### [Prompt]
From the listing below, extract every line in which the word "LARGE" appears.

### [Exercise material]
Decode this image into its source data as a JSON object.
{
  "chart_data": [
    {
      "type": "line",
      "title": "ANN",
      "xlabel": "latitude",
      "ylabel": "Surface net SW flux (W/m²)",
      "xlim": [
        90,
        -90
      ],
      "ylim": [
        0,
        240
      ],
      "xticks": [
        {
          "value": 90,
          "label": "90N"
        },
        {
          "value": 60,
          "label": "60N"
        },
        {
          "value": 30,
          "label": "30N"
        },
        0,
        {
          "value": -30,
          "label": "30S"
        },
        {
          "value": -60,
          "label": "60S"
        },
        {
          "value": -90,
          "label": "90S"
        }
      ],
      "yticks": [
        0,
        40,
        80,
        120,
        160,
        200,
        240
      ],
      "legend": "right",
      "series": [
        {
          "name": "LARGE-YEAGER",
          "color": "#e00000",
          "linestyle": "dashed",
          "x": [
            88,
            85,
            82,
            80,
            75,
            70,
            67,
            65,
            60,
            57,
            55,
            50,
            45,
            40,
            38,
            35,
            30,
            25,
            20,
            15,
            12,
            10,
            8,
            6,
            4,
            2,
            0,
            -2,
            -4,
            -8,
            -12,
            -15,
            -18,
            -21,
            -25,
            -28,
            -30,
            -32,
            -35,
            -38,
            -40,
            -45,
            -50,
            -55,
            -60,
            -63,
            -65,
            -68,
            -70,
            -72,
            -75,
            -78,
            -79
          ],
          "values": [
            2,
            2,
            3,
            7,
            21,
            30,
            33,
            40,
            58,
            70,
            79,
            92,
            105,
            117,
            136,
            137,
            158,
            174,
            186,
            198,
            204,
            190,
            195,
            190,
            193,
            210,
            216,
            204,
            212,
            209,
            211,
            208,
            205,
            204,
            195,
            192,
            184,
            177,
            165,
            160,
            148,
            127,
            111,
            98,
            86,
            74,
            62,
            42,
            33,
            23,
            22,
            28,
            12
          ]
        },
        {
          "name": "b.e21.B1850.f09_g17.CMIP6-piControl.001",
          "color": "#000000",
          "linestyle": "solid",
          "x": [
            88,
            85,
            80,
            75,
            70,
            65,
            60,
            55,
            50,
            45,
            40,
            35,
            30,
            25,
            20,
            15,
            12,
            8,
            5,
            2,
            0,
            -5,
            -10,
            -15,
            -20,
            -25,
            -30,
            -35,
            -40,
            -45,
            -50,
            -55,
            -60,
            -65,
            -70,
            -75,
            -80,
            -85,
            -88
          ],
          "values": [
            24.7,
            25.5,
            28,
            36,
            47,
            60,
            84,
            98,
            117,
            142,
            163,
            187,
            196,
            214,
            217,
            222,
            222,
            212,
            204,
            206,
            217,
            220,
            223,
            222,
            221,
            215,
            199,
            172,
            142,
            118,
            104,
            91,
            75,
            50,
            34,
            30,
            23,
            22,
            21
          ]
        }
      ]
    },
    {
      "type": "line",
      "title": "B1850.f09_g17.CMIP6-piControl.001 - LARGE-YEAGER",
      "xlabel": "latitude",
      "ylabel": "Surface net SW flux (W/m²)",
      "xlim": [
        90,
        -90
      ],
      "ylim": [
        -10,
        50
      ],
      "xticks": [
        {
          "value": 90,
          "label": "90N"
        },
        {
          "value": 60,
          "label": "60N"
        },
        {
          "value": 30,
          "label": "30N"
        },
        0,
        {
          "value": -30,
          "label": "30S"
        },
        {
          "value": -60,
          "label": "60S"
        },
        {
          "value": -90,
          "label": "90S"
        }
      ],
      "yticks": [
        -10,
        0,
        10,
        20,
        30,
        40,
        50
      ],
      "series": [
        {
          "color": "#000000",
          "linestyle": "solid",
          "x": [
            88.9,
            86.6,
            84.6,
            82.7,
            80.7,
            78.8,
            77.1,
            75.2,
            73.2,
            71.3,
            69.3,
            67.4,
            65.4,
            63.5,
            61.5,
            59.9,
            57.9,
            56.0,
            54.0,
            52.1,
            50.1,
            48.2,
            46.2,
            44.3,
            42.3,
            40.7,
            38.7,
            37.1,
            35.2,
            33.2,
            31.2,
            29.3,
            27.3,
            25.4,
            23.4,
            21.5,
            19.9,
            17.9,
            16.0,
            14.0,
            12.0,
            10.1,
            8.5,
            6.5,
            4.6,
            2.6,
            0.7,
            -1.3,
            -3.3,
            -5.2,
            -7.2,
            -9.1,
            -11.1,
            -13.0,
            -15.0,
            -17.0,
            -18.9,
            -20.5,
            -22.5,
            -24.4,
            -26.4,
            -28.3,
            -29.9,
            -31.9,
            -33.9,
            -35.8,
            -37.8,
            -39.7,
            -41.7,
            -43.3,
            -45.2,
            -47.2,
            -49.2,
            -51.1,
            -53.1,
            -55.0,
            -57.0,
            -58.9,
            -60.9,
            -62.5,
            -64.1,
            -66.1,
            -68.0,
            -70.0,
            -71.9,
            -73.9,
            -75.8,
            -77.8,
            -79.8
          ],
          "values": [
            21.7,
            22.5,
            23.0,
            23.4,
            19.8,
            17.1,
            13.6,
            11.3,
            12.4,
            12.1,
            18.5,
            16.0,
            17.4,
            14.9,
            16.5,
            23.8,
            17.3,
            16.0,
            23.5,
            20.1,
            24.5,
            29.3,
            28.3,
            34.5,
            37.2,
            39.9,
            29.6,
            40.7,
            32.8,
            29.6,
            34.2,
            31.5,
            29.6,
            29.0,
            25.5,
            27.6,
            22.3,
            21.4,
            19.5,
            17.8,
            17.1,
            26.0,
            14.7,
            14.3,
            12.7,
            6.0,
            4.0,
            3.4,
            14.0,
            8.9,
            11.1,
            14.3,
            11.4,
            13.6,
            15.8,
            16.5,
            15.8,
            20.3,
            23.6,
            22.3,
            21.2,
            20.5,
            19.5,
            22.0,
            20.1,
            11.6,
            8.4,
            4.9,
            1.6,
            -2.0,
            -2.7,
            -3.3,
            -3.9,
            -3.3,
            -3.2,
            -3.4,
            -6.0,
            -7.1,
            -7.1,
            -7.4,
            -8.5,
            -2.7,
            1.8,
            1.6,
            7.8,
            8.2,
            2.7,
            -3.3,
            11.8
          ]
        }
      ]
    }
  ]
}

### [The completed task]
          "name": "LARGE-YEAGER",
      "title": "B1850.f09_g17.CMIP6-piControl.001 - LARGE-YEAGER",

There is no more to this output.